> COSA FARE:
Riprendi il resoconto dell'incontro tra l'ASMECO e l'Assessorato alla Sanità sulle problematiche alcol-correlate e proseguilo dopo la sua ultima frase.

Ieri (23 maggio), presso gli uffici del Centro Direzionale di Napoli, Mimmo Fragomeno - Presidente - e Carmine Pennacchio - Responsabile del Comitato Scientifico - sono stati ricevuti dal Dirigente presso l’Assessorato alla Sanità Dott.ssa Rosanna Romano, che ringraziamo per aver dato seguito alla richiesta dell’Associazione di essere consultata in materia di problematiche alcol-correlate. Abbiamo ricevuto un’accoglienza molto cordiale e riscontrato un’ampia disponibilità a discutere del tema.
Dopo aver illustrato le caratteristiche dell’ASMECO ed i suoi obiettivi, si è fatto un accenno alle criticità della Delibera regionale 1448 del 2009 sui controlli per sostanze stupefacenti. In merito ai controlli di assunzione di alcol in acuto abbiamo evidenziato le grosse lacune del testo che li istituisce, invitando anche a valutarne gli elevati costi economici, produttivi e sociali nel caso se ne desse un’attuazione estensiva. Con i funzionari presenti, e sulla base di una comune conoscenza del quadro normativo anche delle altre Regioni, si è infine convenuto che per la verifica della condizione di alcol-dipendenza, potranno costituire un buon riferimento i principi contenuti nella nostra Prassi professionale (Vd).

> ESTRATTI DEI DATI:
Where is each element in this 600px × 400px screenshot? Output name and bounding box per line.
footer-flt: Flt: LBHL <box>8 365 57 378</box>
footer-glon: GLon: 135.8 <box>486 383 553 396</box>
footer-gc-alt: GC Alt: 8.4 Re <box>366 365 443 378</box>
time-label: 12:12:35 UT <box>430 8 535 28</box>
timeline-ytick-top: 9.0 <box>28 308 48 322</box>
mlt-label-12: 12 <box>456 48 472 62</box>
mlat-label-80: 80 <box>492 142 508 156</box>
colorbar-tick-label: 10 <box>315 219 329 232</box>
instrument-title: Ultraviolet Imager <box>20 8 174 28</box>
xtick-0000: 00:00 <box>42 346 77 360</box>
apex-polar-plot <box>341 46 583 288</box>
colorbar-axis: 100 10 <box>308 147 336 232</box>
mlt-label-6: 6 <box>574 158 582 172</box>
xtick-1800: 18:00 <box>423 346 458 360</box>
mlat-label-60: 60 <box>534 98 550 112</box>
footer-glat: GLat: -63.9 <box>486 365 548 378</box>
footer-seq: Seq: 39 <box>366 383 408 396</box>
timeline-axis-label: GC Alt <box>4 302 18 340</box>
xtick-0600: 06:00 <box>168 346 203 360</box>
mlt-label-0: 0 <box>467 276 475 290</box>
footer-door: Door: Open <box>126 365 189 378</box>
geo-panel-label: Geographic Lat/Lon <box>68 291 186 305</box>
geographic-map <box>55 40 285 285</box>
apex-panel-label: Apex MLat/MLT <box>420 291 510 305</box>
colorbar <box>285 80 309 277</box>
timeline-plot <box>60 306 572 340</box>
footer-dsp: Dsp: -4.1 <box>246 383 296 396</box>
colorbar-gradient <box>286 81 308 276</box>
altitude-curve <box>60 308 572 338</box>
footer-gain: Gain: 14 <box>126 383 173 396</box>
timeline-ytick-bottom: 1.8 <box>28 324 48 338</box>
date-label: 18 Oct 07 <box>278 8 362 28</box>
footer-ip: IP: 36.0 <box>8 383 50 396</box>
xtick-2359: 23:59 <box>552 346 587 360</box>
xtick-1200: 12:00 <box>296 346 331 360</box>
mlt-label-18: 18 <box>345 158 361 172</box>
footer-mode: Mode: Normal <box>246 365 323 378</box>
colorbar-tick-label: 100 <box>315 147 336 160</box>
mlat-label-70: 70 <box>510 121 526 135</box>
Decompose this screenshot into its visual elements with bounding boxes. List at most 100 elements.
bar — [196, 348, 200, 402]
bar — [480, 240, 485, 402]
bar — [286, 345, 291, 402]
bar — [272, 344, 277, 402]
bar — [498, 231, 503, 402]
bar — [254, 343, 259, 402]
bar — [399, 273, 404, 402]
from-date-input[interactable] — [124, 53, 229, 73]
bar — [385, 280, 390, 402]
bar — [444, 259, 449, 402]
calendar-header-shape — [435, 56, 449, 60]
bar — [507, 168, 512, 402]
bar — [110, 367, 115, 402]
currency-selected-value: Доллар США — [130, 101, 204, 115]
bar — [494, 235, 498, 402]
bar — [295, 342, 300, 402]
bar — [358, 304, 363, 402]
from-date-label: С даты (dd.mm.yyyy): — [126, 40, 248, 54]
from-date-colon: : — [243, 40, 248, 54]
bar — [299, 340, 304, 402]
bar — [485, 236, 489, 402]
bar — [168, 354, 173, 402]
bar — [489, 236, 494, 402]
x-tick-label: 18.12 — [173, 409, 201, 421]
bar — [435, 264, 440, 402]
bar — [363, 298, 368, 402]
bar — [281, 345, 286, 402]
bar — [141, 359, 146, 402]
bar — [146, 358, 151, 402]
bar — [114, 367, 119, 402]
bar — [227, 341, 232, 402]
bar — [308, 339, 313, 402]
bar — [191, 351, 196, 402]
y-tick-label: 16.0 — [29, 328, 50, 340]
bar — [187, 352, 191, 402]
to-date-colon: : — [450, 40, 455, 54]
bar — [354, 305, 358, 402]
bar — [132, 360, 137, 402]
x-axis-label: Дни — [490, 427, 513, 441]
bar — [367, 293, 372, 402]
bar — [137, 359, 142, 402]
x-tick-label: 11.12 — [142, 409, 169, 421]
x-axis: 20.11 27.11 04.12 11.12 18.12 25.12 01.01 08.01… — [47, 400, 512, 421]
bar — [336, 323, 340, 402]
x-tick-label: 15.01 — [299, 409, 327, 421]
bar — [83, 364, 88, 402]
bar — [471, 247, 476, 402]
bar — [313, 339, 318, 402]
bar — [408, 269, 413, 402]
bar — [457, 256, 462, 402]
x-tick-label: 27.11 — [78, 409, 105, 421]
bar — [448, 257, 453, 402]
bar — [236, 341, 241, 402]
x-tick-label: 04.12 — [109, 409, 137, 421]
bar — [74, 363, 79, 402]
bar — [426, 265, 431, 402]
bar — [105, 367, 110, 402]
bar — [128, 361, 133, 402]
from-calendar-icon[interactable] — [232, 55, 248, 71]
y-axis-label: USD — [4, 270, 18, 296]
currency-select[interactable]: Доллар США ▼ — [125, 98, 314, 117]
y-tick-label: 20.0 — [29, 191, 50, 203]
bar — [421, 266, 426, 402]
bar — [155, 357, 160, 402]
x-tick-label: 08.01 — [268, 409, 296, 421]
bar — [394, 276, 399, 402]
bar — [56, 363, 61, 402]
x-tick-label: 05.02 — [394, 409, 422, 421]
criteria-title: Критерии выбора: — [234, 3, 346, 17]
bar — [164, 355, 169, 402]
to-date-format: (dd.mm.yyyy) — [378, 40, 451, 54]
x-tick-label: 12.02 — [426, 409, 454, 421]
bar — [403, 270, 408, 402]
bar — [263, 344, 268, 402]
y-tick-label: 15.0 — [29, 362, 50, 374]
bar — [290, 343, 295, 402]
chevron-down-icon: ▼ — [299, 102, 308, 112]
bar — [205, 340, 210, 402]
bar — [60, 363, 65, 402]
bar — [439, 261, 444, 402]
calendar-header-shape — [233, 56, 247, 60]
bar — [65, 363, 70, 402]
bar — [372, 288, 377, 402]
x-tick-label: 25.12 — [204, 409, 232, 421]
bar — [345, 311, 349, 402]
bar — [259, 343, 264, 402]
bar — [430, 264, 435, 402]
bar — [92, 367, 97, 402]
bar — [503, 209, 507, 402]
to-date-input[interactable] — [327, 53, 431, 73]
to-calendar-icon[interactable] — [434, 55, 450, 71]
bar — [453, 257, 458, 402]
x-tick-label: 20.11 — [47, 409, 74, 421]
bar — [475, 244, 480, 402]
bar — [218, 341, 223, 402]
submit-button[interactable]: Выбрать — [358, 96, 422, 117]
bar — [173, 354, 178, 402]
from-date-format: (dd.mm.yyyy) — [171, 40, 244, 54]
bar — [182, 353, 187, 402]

> SOLUZIONE:
La Dott.ssa Romano ci ha informato della volontà di convocare a brevissimo un tavolo tecnico coinvolgendo altre necessarie competenze regionali ed universitarie, nonché i Dirigenti dei SER.T., che sviluppi i principi su cui basare uno specifico Piano Alcol. Da parte nostra abbiamo auspicato l’allargamento del tavolo anche ai Dipartimenti di Prevenzione delle A.S.L. (ed in particolare ai Servizi di Igiene e Medicina del Lavoro - S.I.M.L.) e che il Piano contenga precisi indirizzi operativi sulla gestione delle problematiche alcol-correlate nelle aziende campane.
Il nostro giudizio su questo primo incontro è molto positivo. Bisognerà sicuramente coinvolgere, lungo il percorso appena avviato, tutti i soggetti che possono apportare un contributo affinché anche la nostra Regione si doti di uno strumento complessivo e coerente per il miglioramento della prevenzione sui luoghi di lavoro: il Piano Regionale della Prevenzione.